Records that describe figures:
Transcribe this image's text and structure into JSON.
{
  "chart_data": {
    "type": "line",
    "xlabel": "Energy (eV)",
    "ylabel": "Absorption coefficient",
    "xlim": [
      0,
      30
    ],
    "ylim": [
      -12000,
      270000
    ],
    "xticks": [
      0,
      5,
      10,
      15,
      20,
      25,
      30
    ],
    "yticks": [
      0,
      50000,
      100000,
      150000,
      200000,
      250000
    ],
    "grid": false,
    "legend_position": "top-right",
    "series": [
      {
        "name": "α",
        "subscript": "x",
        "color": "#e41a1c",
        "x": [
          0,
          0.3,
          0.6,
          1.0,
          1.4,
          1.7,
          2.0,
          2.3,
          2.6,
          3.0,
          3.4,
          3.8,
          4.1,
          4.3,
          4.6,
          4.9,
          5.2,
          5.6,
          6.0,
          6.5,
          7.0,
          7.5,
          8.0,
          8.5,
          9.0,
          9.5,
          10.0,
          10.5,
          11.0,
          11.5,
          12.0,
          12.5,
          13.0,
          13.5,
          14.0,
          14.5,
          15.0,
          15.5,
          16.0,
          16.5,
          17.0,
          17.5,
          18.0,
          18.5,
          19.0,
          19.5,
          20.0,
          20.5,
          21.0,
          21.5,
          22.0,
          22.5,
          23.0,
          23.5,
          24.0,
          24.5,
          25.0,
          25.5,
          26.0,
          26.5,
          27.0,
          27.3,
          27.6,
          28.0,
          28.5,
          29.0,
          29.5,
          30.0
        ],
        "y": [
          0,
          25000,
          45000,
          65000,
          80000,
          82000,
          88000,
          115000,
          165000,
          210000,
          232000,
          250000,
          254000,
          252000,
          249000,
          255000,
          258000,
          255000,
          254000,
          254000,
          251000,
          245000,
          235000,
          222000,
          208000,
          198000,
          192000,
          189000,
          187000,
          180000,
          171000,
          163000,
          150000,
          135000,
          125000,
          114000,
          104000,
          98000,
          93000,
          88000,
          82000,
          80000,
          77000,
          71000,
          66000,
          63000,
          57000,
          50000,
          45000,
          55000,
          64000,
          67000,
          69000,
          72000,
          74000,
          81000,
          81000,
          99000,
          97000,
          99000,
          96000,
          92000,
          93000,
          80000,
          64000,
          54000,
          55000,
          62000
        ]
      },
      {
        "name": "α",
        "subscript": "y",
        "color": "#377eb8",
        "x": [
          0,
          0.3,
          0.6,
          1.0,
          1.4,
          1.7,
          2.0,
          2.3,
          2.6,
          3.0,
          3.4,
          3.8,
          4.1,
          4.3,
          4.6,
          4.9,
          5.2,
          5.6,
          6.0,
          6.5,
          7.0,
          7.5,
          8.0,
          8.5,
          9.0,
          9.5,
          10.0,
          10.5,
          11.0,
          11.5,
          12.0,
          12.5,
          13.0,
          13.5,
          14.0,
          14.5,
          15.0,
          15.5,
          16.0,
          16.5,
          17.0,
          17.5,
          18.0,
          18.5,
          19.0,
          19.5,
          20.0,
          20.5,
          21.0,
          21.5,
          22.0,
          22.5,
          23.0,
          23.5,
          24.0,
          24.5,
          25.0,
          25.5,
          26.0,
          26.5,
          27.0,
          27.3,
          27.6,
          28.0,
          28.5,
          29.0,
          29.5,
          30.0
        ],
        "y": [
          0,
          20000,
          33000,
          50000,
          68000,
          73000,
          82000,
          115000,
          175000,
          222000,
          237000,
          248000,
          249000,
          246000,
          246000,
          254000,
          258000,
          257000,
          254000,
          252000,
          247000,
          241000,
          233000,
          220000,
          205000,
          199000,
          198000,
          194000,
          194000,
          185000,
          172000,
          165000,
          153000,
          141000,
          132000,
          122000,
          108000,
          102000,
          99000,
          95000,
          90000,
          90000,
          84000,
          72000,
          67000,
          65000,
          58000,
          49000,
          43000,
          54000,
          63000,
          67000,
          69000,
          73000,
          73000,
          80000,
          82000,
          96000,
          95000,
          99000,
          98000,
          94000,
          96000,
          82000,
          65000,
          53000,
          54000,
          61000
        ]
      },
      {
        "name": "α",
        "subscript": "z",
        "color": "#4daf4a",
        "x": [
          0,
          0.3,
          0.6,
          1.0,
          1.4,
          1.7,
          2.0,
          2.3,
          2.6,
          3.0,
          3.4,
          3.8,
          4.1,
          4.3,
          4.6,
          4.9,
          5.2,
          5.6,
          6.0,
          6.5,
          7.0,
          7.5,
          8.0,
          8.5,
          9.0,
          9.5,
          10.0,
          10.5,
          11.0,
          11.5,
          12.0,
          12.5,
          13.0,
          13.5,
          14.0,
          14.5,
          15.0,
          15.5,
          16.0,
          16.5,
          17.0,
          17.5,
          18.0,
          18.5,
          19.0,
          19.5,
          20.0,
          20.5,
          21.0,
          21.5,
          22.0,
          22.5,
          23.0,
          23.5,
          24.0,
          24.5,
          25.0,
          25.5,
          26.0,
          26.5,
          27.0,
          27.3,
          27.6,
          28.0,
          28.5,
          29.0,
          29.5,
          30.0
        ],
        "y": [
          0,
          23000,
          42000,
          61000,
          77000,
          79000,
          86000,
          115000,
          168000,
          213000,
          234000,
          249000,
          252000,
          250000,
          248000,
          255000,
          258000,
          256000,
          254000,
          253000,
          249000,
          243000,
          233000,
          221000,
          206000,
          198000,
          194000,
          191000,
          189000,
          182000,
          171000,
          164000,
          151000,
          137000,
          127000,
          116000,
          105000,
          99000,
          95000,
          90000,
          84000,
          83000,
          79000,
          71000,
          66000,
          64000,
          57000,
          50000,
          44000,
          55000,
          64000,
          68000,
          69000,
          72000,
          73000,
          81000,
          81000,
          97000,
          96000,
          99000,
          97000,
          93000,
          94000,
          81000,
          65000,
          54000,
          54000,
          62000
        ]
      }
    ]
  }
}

**TASK TO COMPLETE:**
Faithfully transcribe the whole of the data.

**OUTPUT FOR THIS TASK:**
Transcribe this image's text and structure into JSON.
{
  "chart_data": {
    "type": "line",
    "xlabel": "Energy (eV)",
    "ylabel": "Absorption coefficient",
    "xlim": [
      0,
      30
    ],
    "ylim": [
      -12000,
      270000
    ],
    "xticks": [
      0,
      5,
      10,
      15,
      20,
      25,
      30
    ],
    "yticks": [
      0,
      50000,
      100000,
      150000,
      200000,
      250000
    ],
    "grid": false,
    "legend_position": "top-right",
    "series": [
      {
        "name": "α",
        "subscript": "x",
        "color": "#e41a1c",
        "x": [
          0,
          0.3,
          0.6,
          1.0,
          1.4,
          1.7,
          2.0,
          2.3,
          2.6,
          3.0,
          3.4,
          3.8,
          4.1,
          4.3,
          4.6,
          4.9,
          5.2,
          5.6,
          6.0,
          6.5,
          7.0,
          7.5,
          8.0,
          8.5,
          9.0,
          9.5,
          10.0,
          10.5,
          11.0,
          11.5,
          12.0,
          12.5,
          13.0,
          13.5,
          14.0,
          14.5,
          15.0,
          15.5,
          16.0,
          16.5,
          17.0,
          17.5,
          18.0,
          18.5,
          19.0,
          19.5,
          20.0,
          20.5,
          21.0,
          21.5,
          22.0,
          22.5,
          23.0,
          23.5,
          24.0,
          24.5,
          25.0,
          25.5,
          26.0,
          26.5,
          27.0,
          27.3,
          27.6,
          28.0,
          28.5,
          29.0,
          29.5,
          30.0
        ],
        "y": [
          0,
          25000,
          45000,
          65000,
          80000,
          82000,
          88000,
          115000,
          165000,
          210000,
          232000,
          250000,
          254000,
          252000,
          249000,
          255000,
          258000,
          255000,
          254000,
          254000,
          251000,
          245000,
          235000,
          222000,
          208000,
          198000,
          192000,
          189000,
          187000,
          180000,
          171000,
          163000,
          150000,
          135000,
          125000,
          114000,
          104000,
          98000,
          93000,
          88000,
          82000,
          80000,
          77000,
          71000,
          66000,
          63000,
          57000,
          50000,
          45000,
          55000,
          64000,
          67000,
          69000,
          72000,
          74000,
          81000,
          81000,
          99000,
          97000,
          99000,
          96000,
          92000,
          93000,
          80000,
          64000,
          54000,
          55000,
          62000
        ]
      },
      {
        "name": "α",
        "subscript": "y",
        "color": "#377eb8",
        "x": [
          0,
          0.3,
          0.6,
          1.0,
          1.4,
          1.7,
          2.0,
          2.3,
          2.6,
          3.0,
          3.4,
          3.8,
          4.1,
          4.3,
          4.6,
          4.9,
          5.2,
          5.6,
          6.0,
          6.5,
          7.0,
          7.5,
          8.0,
          8.5,
          9.0,
          9.5,
          10.0,
          10.5,
          11.0,
          11.5,
          12.0,
          12.5,
          13.0,
          13.5,
          14.0,
          14.5,
          15.0,
          15.5,
          16.0,
          16.5,
          17.0,
          17.5,
          18.0,
          18.5,
          19.0,
          19.5,
          20.0,
          20.5,
          21.0,
          21.5,
          22.0,
          22.5,
          23.0,
          23.5,
          24.0,
          24.5,
          25.0,
          25.5,
          26.0,
          26.5,
          27.0,
          27.3,
          27.6,
          28.0,
          28.5,
          29.0,
          29.5,
          30.0
        ],
        "y": [
          0,
          20000,
          33000,
          50000,
          68000,
          73000,
          82000,
          115000,
          175000,
          222000,
          237000,
          248000,
          249000,
          246000,
          246000,
          254000,
          258000,
          257000,
          254000,
          252000,
          247000,
          241000,
          233000,
          220000,
          205000,
          199000,
          198000,
          194000,
          194000,
          185000,
          172000,
          165000,
          153000,
          141000,
          132000,
          122000,
          108000,
          102000,
          99000,
          95000,
          90000,
          90000,
          84000,
          72000,
          67000,
          65000,
          58000,
          49000,
          43000,
          54000,
          63000,
          67000,
          69000,
          73000,
          73000,
          80000,
          82000,
          96000,
          95000,
          99000,
          98000,
          94000,
          96000,
          82000,
          65000,
          53000,
          54000,
          61000
        ]
      },
      {
        "name": "α",
        "subscript": "z",
        "color": "#4daf4a",
        "x": [
          0,
          0.3,
          0.6,
          1.0,
          1.4,
          1.7,
          2.0,
          2.3,
          2.6,
          3.0,
          3.4,
          3.8,
          4.1,
          4.3,
          4.6,
          4.9,
          5.2,
          5.6,
          6.0,
          6.5,
          7.0,
          7.5,
          8.0,
          8.5,
          9.0,
          9.5,
          10.0,
          10.5,
          11.0,
          11.5,
          12.0,
          12.5,
          13.0,
          13.5,
          14.0,
          14.5,
          15.0,
          15.5,
          16.0,
          16.5,
          17.0,
          17.5,
          18.0,
          18.5,
          19.0,
          19.5,
          20.0,
          20.5,
          21.0,
          21.5,
          22.0,
          22.5,
          23.0,
          23.5,
          24.0,
          24.5,
          25.0,
          25.5,
          26.0,
          26.5,
          27.0,
          27.3,
          27.6,
          28.0,
          28.5,
          29.0,
          29.5,
          30.0
        ],
        "y": [
          0,
          23000,
          42000,
          61000,
          77000,
          79000,
          86000,
          115000,
          168000,
          213000,
          234000,
          249000,
          252000,
          250000,
          248000,
          255000,
          258000,
          256000,
          254000,
          253000,
          249000,
          243000,
          233000,
          221000,
          206000,
          198000,
          194000,
          191000,
          189000,
          182000,
          171000,
          164000,
          151000,
          137000,
          127000,
          116000,
          105000,
          99000,
          95000,
          90000,
          84000,
          83000,
          79000,
          71000,
          66000,
          64000,
          57000,
          50000,
          44000,
          55000,
          64000,
          68000,
          69000,
          72000,
          73000,
          81000,
          81000,
          97000,
          96000,
          99000,
          97000,
          93000,
          94000,
          81000,
          65000,
          54000,
          54000,
          62000
        ]
      }
    ]
  }
}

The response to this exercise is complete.